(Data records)
────

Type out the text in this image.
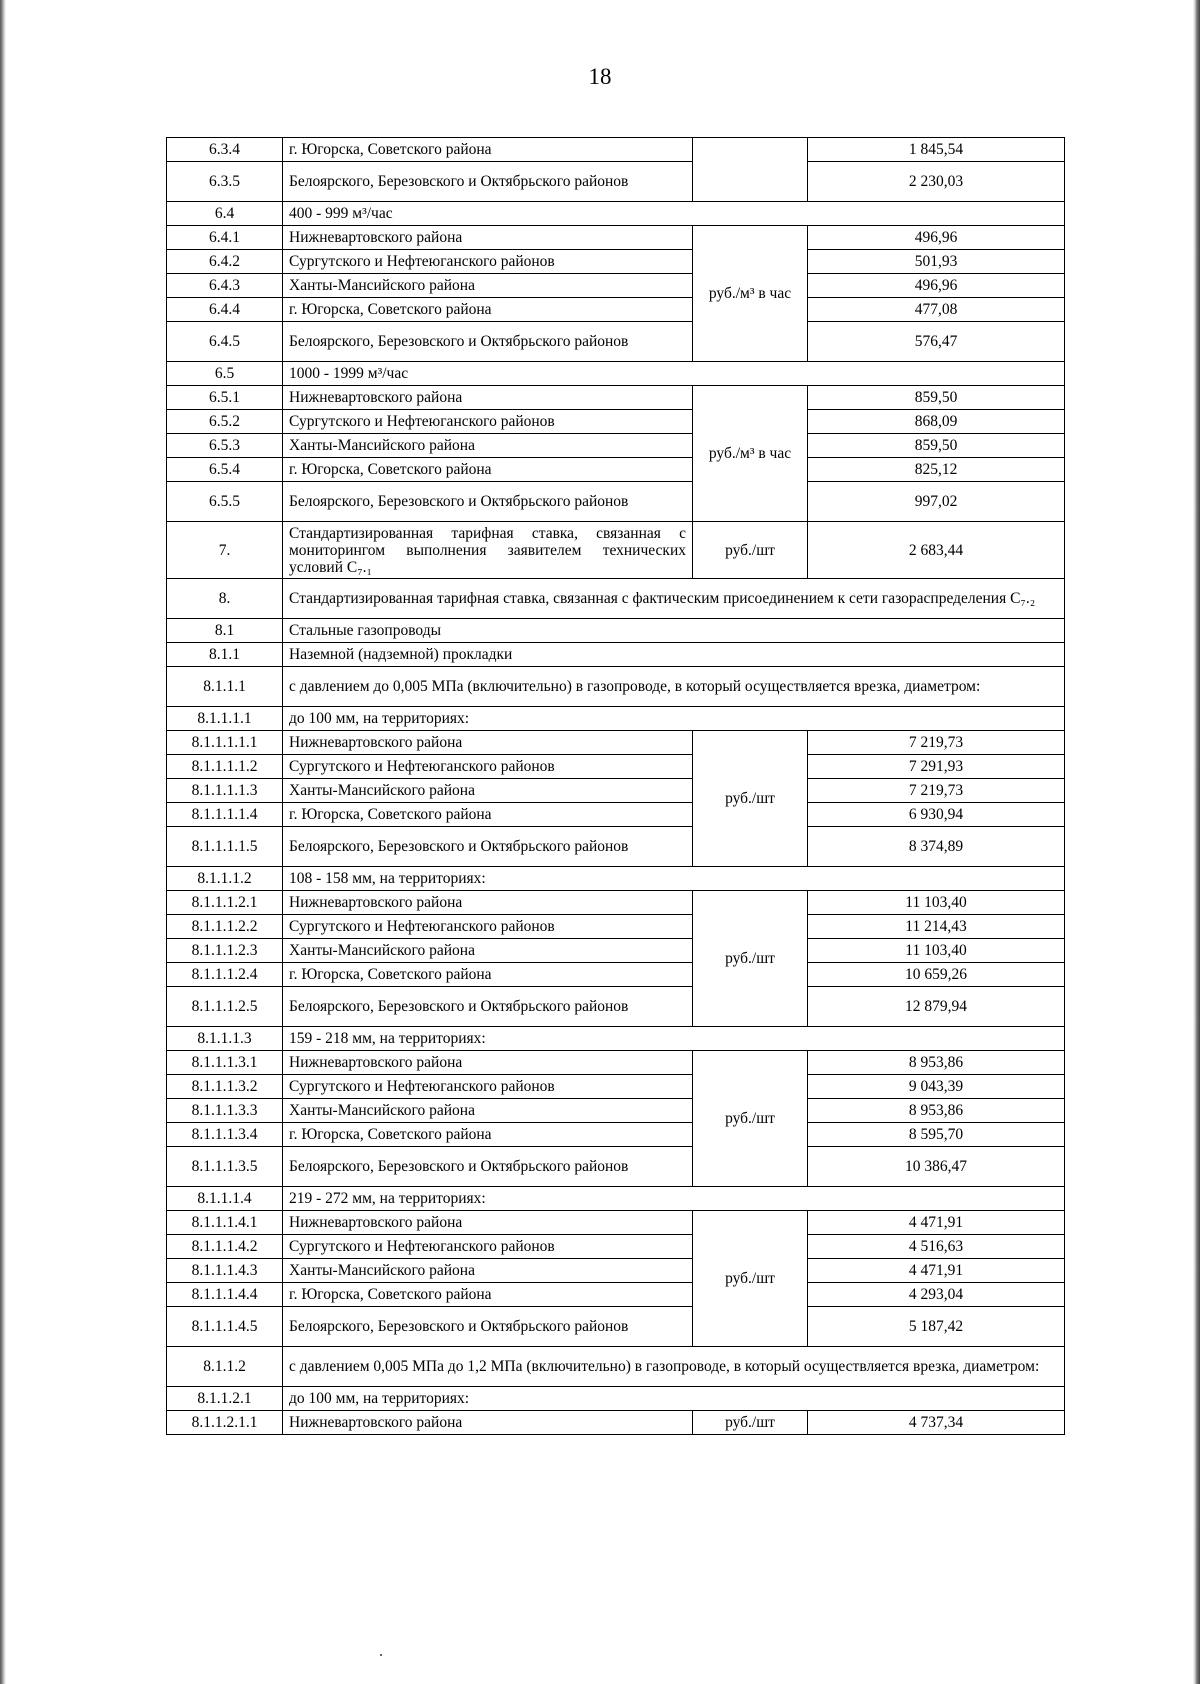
18
6.3.4	г. Югорска, Советского района		1 845,54
6.3.5	Белоярского, Березовского и Октябрьского районов		2 230,03
6.4	400 - 999 м³/час		
6.4.1	Нижневартовского района	руб./м³ в час	496,96
6.4.2	Сургутского и Нефтеюганского районов		501,93
6.4.3	Ханты-Мансийского района		496,96
6.4.4	г. Югорска, Советского района		477,08
6.4.5	Белоярского, Березовского и Октябрьского районов		576,47
6.5	1000 - 1999 м³/час		
6.5.1	Нижневартовского района	руб./м³ в час	859,50
6.5.2	Сургутского и Нефтеюганского районов		868,09
6.5.3	Ханты-Мансийского района		859,50
6.5.4	г. Югорска, Советского района		825,12
6.5.5	Белоярского, Березовского и Октябрьского районов		997,02
7.	Стандартизированная тарифная ставка, связанная с мониторингом выполнения заявителем технических условий С₇.₁	руб./шт	2 683,44
8.	Стандартизированная тарифная ставка, связанная с фактическим присоединением к сети газораспределения С₇.₂		
8.1	Стальные газопроводы		
8.1.1	Наземной (надземной) прокладки		
8.1.1.1	с давлением до 0,005 МПа (включительно) в газопроводе, в который осуществляется врезка, диаметром:		
8.1.1.1.1	до 100 мм, на территориях:		
8.1.1.1.1.1	Нижневартовского района	руб./шт	7 219,73
8.1.1.1.1.2	Сургутского и Нефтеюганского районов		7 291,93
8.1.1.1.1.3	Ханты-Мансийского района		7 219,73
8.1.1.1.1.4	г. Югорска, Советского района		6 930,94
8.1.1.1.1.5	Белоярского, Березовского и Октябрьского районов		8 374,89
8.1.1.1.2	108 - 158 мм, на территориях:		
8.1.1.1.2.1	Нижневартовского района	руб./шт	11 103,40
8.1.1.1.2.2	Сургутского и Нефтеюганского районов		11 214,43
8.1.1.1.2.3	Ханты-Мансийского района		11 103,40
8.1.1.1.2.4	г. Югорска, Советского района		10 659,26
8.1.1.1.2.5	Белоярского, Березовского и Октябрьского районов		12 879,94
8.1.1.1.3	159 - 218 мм, на территориях:		
8.1.1.1.3.1	Нижневартовского района	руб./шт	8 953,86
8.1.1.1.3.2	Сургутского и Нефтеюганского районов		9 043,39
8.1.1.1.3.3	Ханты-Мансийского района		8 953,86
8.1.1.1.3.4	г. Югорска, Советского района		8 595,70
8.1.1.1.3.5	Белоярского, Березовского и Октябрьского районов		10 386,47
8.1.1.1.4	219 - 272 мм, на территориях:		
8.1.1.1.4.1	Нижневартовского района	руб./шт	4 471,91
8.1.1.1.4.2	Сургутского и Нефтеюганского районов		4 516,63
8.1.1.1.4.3	Ханты-Мансийского района		4 471,91
8.1.1.1.4.4	г. Югорска, Советского района		4 293,04
8.1.1.1.4.5	Белоярского, Березовского и Октябрьского районов		5 187,42
8.1.1.2	с давлением 0,005 МПа до 1,2 МПа (включительно) в газопроводе, в который осуществляется врезка, диаметром:		
8.1.1.2.1	до 100 мм, на территориях:		
8.1.1.2.1.1	Нижневартовского района	руб./шт	4 737,34
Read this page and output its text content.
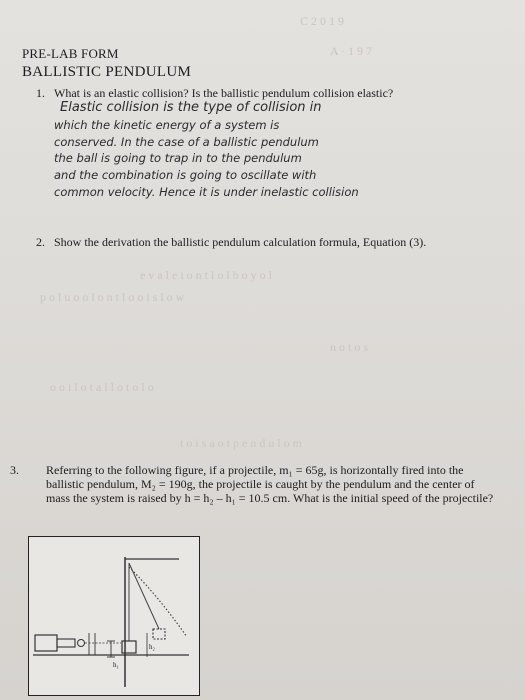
C 2 0 1 9
A · 1 9 7
e v a l e i o n t l o l b o y o l
p o l u o o l o n t l o o i s l o w
n o t o s
o o i l o t a l l o t o l o
t o i s a o t p e n d u l o m
PRE-LAB FORM
BALLISTIC PENDULUM
1. What is an elastic collision? Is the ballistic pendulum collision elastic?
Elastic collision is the type of collision in
which the kinetic energy of a system is
conserved. In the case of a ballistic pendulum
the ball is going to trap in to the pendulum
and the combination is going to oscillate with
common velocity. Hence it is under inelastic collision
2. Show the derivation the ballistic pendulum calculation formula, Equation (3).
3. Referring to the following figure, if a projectile, m₁ = 65g, is horizontally fired into the ballistic pendulum, M₂ = 190g, the projectile is caught by the pendulum and the center of mass the system is raised by h = h₂ – h₁ = 10.5 cm. What is the initial speed of the projectile?
h₁
h₂
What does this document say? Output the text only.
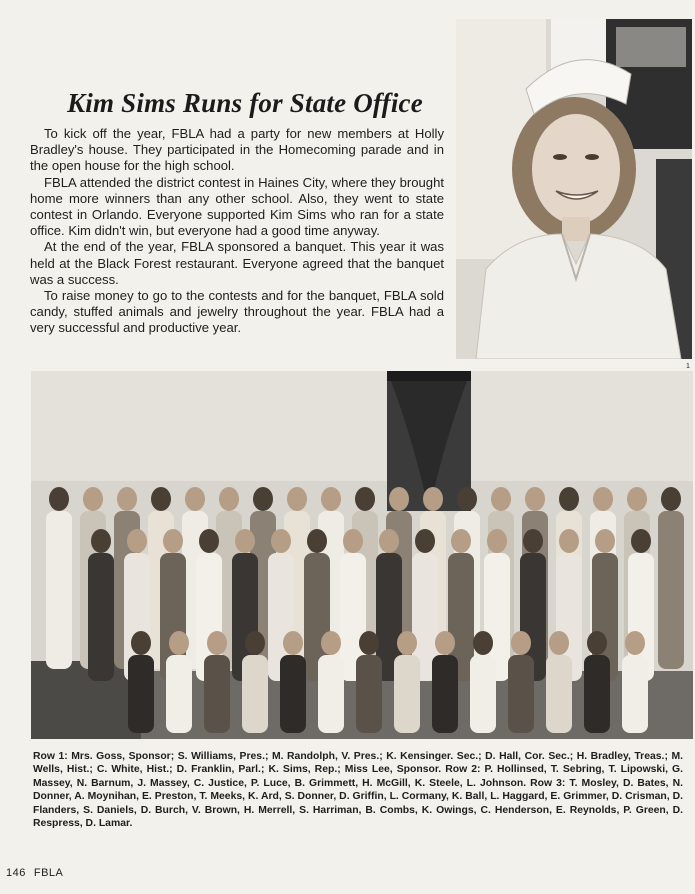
Kim Sims Runs for State Office

To kick off the year, FBLA had a party for new members at Holly Bradley's house. They participated in the Homecoming parade and in the open house for the high school.

FBLA attended the district contest in Haines City, where they brought home more winners than any other school. Also, they went to state contest in Orlando. Everyone supported Kim Sims who ran for a state office. Kim didn't win, but everyone had a good time anyway.

At the end of the year, FBLA sponsored a banquet. This year it was held at the Black Forest restaurant. Everyone agreed that the banquet was a success.

To raise money to go to the contests and for the banquet, FBLA sold candy, stuffed animals and jewelry throughout the year. FBLA had a very successful and productive year.

1

Row 1: Mrs. Goss, Sponsor; S. Williams, Pres.; M. Randolph, V. Pres.; K. Kensinger. Sec.; D. Hall, Cor. Sec.; H. Bradley, Treas.; M. Wells, Hist.; C. White, Hist.; D. Franklin, Parl.; K. Sims, Rep.; Miss Lee, Sponsor. Row 2: P. Hollinsed, T. Sebring, T. Lipowski, G. Massey, N. Barnum, J. Massey, C. Justice, P. Luce, B. Grimmett, H. McGill, K. Steele, L. Johnson. Row 3: T. Mosley, D. Bates, N. Donner, A. Moynihan, E. Preston, T. Meeks, K. Ard, S. Donner, D. Griffin, L. Cormany, K. Ball, L. Haggard, E. Grimmer, D. Crisman, D. Flanders, S. Daniels, D. Burch, V. Brown, H. Merrell, S. Harriman, B. Combs, K. Owings, C. Henderson, E. Reynolds, P. Green, D. Respress, D. Lamar.

146 FBLA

────

* _To be done_:
Provide only the count of lines in the data above that include the string "Сургутского".

* _Solution_:
6